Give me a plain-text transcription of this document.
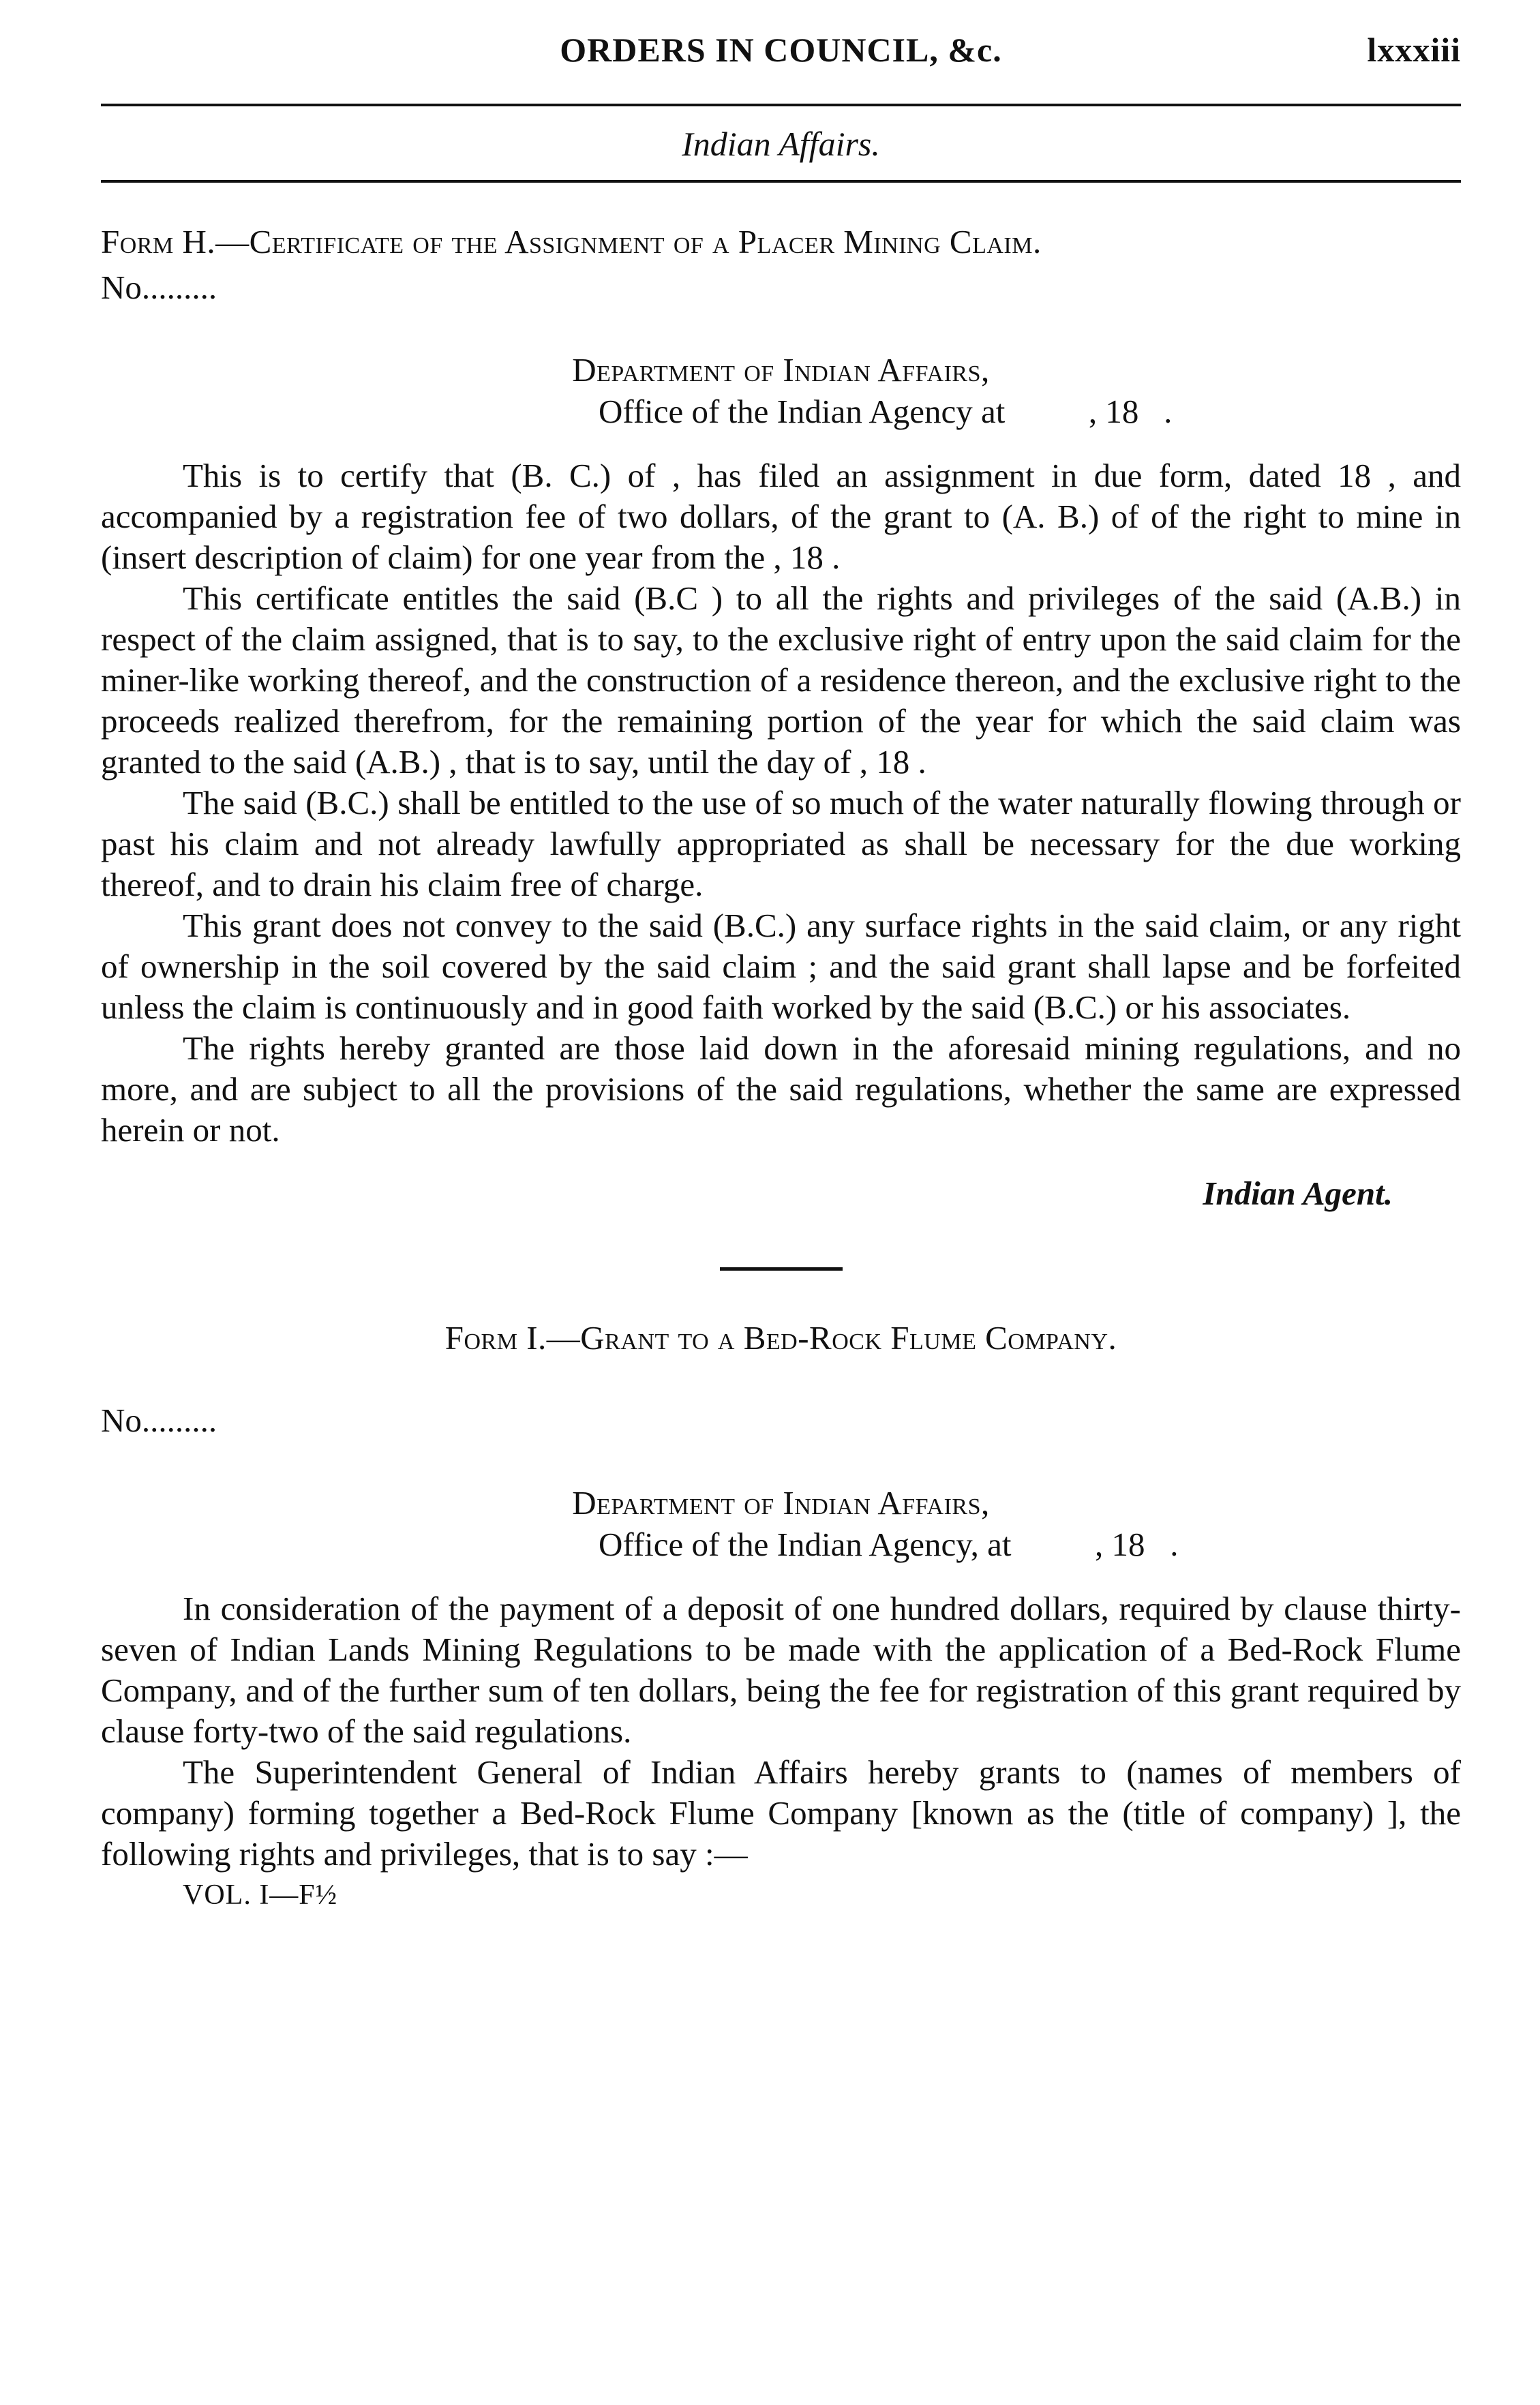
ORDERS IN COUNCIL, &c.	lxxxiii
Indian Affairs.
Form H.—Certificate of the Assignment of a Placer Mining Claim.
No.........
Department of Indian Affairs,
Office of the Indian Agency at          , 18   .

This is to certify that (B. C.) of , has filed an assignment in due form, dated 18 , and accompanied by a registration fee of two dollars, of the grant to (A. B.) of of the right to mine in (insert description of claim) for one year from the , 18 .

This certificate entitles the said (B.C ) to all the rights and privileges of the said (A.B.) in respect of the claim assigned, that is to say, to the exclusive right of entry upon the said claim for the miner-like working thereof, and the construction of a residence thereon, and the exclusive right to the proceeds realized therefrom, for the remaining portion of the year for which the said claim was granted to the said (A.B.) , that is to say, until the day of , 18 .

The said (B.C.) shall be entitled to the use of so much of the water naturally flowing through or past his claim and not already lawfully appropriated as shall be necessary for the due working thereof, and to drain his claim free of charge.

This grant does not convey to the said (B.C.) any surface rights in the said claim, or any right of ownership in the soil covered by the said claim ; and the said grant shall lapse and be forfeited unless the claim is continuously and in good faith worked by the said (B.C.) or his associates.

The rights hereby granted are those laid down in the aforesaid mining regulations, and no more, and are subject to all the provisions of the said regulations, whether the same are expressed herein or not.

Indian Agent.
Form I.—Grant to a Bed-Rock Flume Company.
No.........
Department of Indian Affairs,
Office of the Indian Agency, at          , 18   .

In consideration of the payment of a deposit of one hundred dollars, required by clause thirty-seven of Indian Lands Mining Regulations to be made with the application of a Bed-Rock Flume Company, and of the further sum of ten dollars, being the fee for registration of this grant required by clause forty-two of the said regulations.

The Superintendent General of Indian Affairs hereby grants to (names of members of company) forming together a Bed-Rock Flume Company [known as the (title of company) ], the following rights and privileges, that is to say :—

VOL. I—F½
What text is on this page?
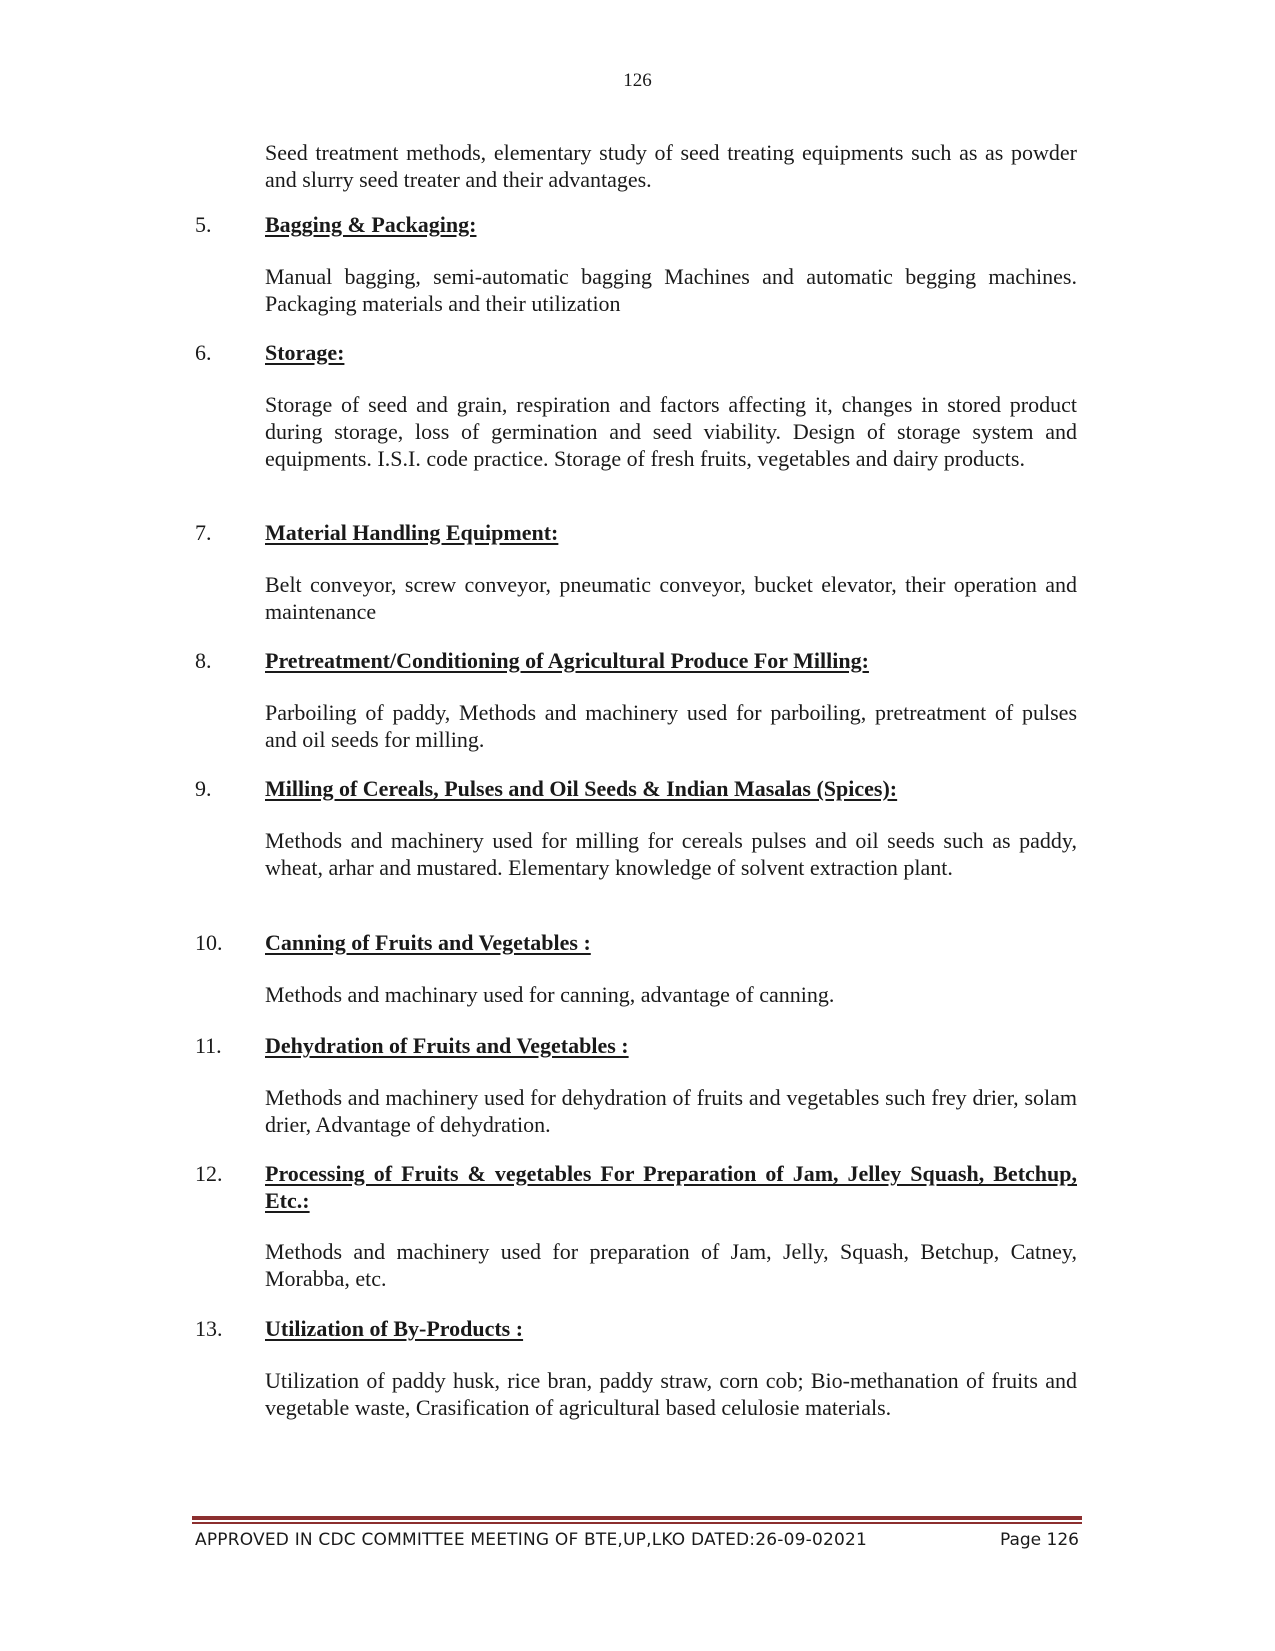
126
Seed treatment methods, elementary study of seed treating equipments such as as powder and slurry seed treater and their advantages.
5. Bagging & Packaging:
Manual bagging, semi-automatic bagging Machines and automatic begging machines. Packaging materials and their utilization
6. Storage:
Storage of seed and grain, respiration and factors affecting it, changes in stored product during storage, loss of germination and seed viability. Design of storage system and equipments. I.S.I. code practice. Storage of fresh fruits, vegetables and dairy products.
7. Material Handling Equipment:
Belt conveyor, screw conveyor, pneumatic conveyor, bucket elevator, their operation and maintenance
8. Pretreatment/Conditioning of Agricultural Produce For Milling:
Parboiling of paddy, Methods and machinery used for parboiling, pretreatment of pulses and oil seeds for milling.
9. Milling of Cereals, Pulses and Oil Seeds & Indian Masalas (Spices):
Methods and machinery used for milling for cereals pulses and oil seeds such as paddy, wheat, arhar and mustared. Elementary knowledge of solvent extraction plant.
10. Canning of Fruits and Vegetables :
Methods and machinary used for canning, advantage of canning.
11. Dehydration of Fruits and Vegetables :
Methods and machinery used for dehydration of fruits and vegetables such frey drier, solam drier, Advantage of dehydration.
12. Processing of Fruits & vegetables For Preparation of Jam, Jelley Squash, Betchup, Etc.:
Methods and machinery used for preparation of Jam, Jelly, Squash, Betchup, Catney, Morabba, etc.
13. Utilization of By-Products :
Utilization of paddy husk, rice bran, paddy straw, corn cob; Bio-methanation of fruits and vegetable waste, Crasification of agricultural based celulosie materials.
APPROVED IN CDC COMMITTEE MEETING OF BTE,UP,LKO DATED:26-09-02021	Page 126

INSTRUCTIONS TO FOLLOW: Working from the entries above, return all lines that contain "Betchup".

TASK SOLUTION:
12. Processing of Fruits & vegetables For Preparation of Jam, Jelley Squash, Betchup, Etc.:
Methods and machinery used for preparation of Jam, Jelly, Squash, Betchup, Catney, Morabba, etc.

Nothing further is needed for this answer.